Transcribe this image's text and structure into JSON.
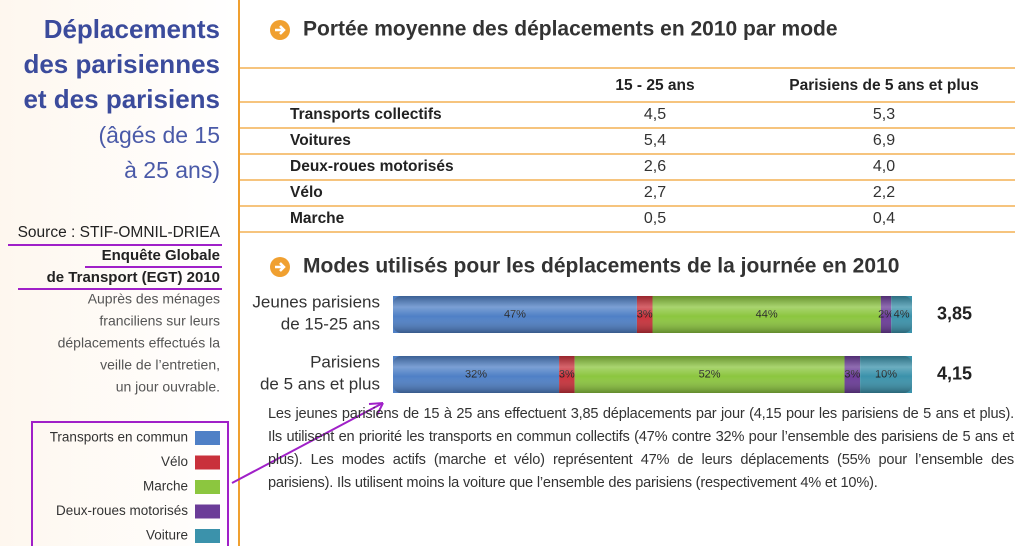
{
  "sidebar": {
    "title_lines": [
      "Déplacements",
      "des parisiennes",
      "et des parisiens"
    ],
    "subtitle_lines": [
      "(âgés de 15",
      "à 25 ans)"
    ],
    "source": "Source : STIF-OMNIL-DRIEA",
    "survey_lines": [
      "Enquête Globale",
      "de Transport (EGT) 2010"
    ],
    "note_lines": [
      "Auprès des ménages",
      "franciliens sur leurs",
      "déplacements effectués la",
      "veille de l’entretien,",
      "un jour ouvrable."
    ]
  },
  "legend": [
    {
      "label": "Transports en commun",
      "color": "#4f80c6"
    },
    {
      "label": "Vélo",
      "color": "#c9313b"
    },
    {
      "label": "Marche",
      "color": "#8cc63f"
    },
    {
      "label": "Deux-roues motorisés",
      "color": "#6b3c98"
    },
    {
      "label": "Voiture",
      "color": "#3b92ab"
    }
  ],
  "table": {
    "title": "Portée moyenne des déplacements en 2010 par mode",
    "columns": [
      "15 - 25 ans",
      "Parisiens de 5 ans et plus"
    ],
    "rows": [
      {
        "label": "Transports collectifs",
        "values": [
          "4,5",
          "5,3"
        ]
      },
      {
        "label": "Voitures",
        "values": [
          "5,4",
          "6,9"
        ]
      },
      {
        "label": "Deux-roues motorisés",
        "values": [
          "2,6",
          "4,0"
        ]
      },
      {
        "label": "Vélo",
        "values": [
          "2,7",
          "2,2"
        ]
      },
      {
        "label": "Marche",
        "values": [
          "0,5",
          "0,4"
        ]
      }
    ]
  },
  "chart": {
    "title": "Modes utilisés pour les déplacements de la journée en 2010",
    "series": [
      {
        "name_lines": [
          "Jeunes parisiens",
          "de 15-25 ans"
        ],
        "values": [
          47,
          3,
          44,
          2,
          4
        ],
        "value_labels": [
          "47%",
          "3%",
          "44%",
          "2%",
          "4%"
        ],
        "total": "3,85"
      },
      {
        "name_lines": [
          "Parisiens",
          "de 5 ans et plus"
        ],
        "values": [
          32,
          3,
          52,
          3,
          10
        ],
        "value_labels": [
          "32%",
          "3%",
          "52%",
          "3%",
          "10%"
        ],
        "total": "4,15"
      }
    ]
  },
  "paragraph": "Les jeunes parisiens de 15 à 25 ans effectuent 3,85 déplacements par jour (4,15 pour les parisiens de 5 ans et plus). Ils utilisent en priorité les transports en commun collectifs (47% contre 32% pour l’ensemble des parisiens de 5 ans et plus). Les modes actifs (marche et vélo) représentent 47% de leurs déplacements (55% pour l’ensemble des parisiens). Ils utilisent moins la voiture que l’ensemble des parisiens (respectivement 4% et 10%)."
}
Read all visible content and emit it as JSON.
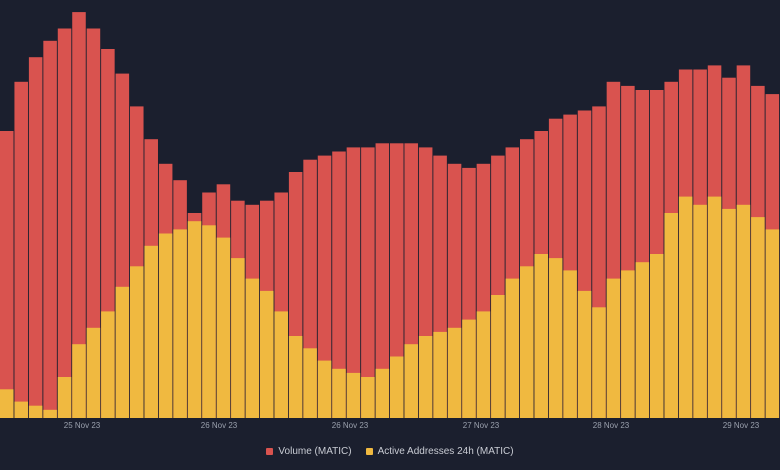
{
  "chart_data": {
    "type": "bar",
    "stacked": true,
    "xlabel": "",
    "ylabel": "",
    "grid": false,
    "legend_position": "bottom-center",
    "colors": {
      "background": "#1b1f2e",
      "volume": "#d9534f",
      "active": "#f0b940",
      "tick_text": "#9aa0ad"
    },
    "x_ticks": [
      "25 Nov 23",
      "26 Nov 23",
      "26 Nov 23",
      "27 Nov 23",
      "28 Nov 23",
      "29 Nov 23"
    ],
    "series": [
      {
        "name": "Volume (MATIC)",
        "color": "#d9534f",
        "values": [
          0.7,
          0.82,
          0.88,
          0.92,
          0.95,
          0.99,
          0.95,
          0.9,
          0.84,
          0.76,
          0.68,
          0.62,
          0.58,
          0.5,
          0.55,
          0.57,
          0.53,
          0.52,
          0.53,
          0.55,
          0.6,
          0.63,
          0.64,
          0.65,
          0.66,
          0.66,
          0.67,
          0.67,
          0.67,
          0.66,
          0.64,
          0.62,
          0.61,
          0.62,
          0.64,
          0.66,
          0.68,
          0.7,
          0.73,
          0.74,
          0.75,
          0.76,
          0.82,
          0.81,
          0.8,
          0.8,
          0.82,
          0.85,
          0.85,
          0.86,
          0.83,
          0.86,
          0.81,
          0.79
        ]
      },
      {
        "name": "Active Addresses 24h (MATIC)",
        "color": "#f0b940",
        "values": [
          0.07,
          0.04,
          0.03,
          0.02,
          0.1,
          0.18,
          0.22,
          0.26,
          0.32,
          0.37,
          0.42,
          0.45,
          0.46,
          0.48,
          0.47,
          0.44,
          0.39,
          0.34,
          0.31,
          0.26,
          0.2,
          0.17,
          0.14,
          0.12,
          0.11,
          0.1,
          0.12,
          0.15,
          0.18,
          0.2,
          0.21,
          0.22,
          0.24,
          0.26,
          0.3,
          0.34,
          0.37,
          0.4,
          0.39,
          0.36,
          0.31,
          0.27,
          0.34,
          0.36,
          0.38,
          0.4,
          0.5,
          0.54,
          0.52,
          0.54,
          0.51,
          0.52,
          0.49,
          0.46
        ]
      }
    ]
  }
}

▸ **TASK OBJECTIVE**:
Give an exact copy of the material, leaving out every picture.

▸ **RESPONSE TO THIS EXERCISE**:
Transcribe this image's text and structure into JSON.
{
  "sidebar": {
    "title_lines": [
      "Déplacements",
      "des parisiennes",
      "et des parisiens"
    ],
    "subtitle_lines": [
      "(âgés de 15",
      "à 25 ans)"
    ],
    "source": "Source : STIF-OMNIL-DRIEA",
    "survey_lines": [
      "Enquête Globale",
      "de Transport (EGT) 2010"
    ],
    "note_lines": [
      "Auprès des ménages",
      "franciliens sur leurs",
      "déplacements effectués la",
      "veille de l’entretien,",
      "un jour ouvrable."
    ]
  },
  "legend": [
    {
      "label": "Transports en commun",
      "color": "#4f80c6"
    },
    {
      "label": "Vélo",
      "color": "#c9313b"
    },
    {
      "label": "Marche",
      "color": "#8cc63f"
    },
    {
      "label": "Deux-roues motorisés",
      "color": "#6b3c98"
    },
    {
      "label": "Voiture",
      "color": "#3b92ab"
    }
  ],
  "table": {
    "title": "Portée moyenne des déplacements en 2010 par mode",
    "columns": [
      "15 - 25 ans",
      "Parisiens de 5 ans et plus"
    ],
    "rows": [
      {
        "label": "Transports collectifs",
        "values": [
          "4,5",
          "5,3"
        ]
      },
      {
        "label": "Voitures",
        "values": [
          "5,4",
          "6,9"
        ]
      },
      {
        "label": "Deux-roues motorisés",
        "values": [
          "2,6",
          "4,0"
        ]
      },
      {
        "label": "Vélo",
        "values": [
          "2,7",
          "2,2"
        ]
      },
      {
        "label": "Marche",
        "values": [
          "0,5",
          "0,4"
        ]
      }
    ]
  },
  "chart": {
    "title": "Modes utilisés pour les déplacements de la journée en 2010",
    "series": [
      {
        "name_lines": [
          "Jeunes parisiens",
          "de 15-25 ans"
        ],
        "values": [
          47,
          3,
          44,
          2,
          4
        ],
        "value_labels": [
          "47%",
          "3%",
          "44%",
          "2%",
          "4%"
        ],
        "total": "3,85"
      },
      {
        "name_lines": [
          "Parisiens",
          "de 5 ans et plus"
        ],
        "values": [
          32,
          3,
          52,
          3,
          10
        ],
        "value_labels": [
          "32%",
          "3%",
          "52%",
          "3%",
          "10%"
        ],
        "total": "4,15"
      }
    ]
  },
  "paragraph": "Les jeunes parisiens de 15 à 25 ans effectuent 3,85 déplacements par jour (4,15 pour les parisiens de 5 ans et plus). Ils utilisent en priorité les transports en commun collectifs (47% contre 32% pour l’ensemble des parisiens de 5 ans et plus). Les modes actifs (marche et vélo) représentent 47% de leurs déplacements (55% pour l’ensemble des parisiens). Ils utilisent moins la voiture que l’ensemble des parisiens (respectivement 4% et 10%)."
}
Read all visible content and emit it as JSON.
{
  "chart_data": {
    "type": "bar",
    "stacked": true,
    "xlabel": "",
    "ylabel": "",
    "grid": false,
    "legend_position": "bottom-center",
    "colors": {
      "background": "#1b1f2e",
      "volume": "#d9534f",
      "active": "#f0b940",
      "tick_text": "#9aa0ad"
    },
    "x_ticks": [
      "25 Nov 23",
      "26 Nov 23",
      "26 Nov 23",
      "27 Nov 23",
      "28 Nov 23",
      "29 Nov 23"
    ],
    "series": [
      {
        "name": "Volume (MATIC)",
        "color": "#d9534f",
        "values": [
          0.7,
          0.82,
          0.88,
          0.92,
          0.95,
          0.99,
          0.95,
          0.9,
          0.84,
          0.76,
          0.68,
          0.62,
          0.58,
          0.5,
          0.55,
          0.57,
          0.53,
          0.52,
          0.53,
          0.55,
          0.6,
          0.63,
          0.64,
          0.65,
          0.66,
          0.66,
          0.67,
          0.67,
          0.67,
          0.66,
          0.64,
          0.62,
          0.61,
          0.62,
          0.64,
          0.66,
          0.68,
          0.7,
          0.73,
          0.74,
          0.75,
          0.76,
          0.82,
          0.81,
          0.8,
          0.8,
          0.82,
          0.85,
          0.85,
          0.86,
          0.83,
          0.86,
          0.81,
          0.79
        ]
      },
      {
        "name": "Active Addresses 24h (MATIC)",
        "color": "#f0b940",
        "values": [
          0.07,
          0.04,
          0.03,
          0.02,
          0.1,
          0.18,
          0.22,
          0.26,
          0.32,
          0.37,
          0.42,
          0.45,
          0.46,
          0.48,
          0.47,
          0.44,
          0.39,
          0.34,
          0.31,
          0.26,
          0.2,
          0.17,
          0.14,
          0.12,
          0.11,
          0.1,
          0.12,
          0.15,
          0.18,
          0.2,
          0.21,
          0.22,
          0.24,
          0.26,
          0.3,
          0.34,
          0.37,
          0.4,
          0.39,
          0.36,
          0.31,
          0.27,
          0.34,
          0.36,
          0.38,
          0.4,
          0.5,
          0.54,
          0.52,
          0.54,
          0.51,
          0.52,
          0.49,
          0.46
        ]
      }
    ]
  }
}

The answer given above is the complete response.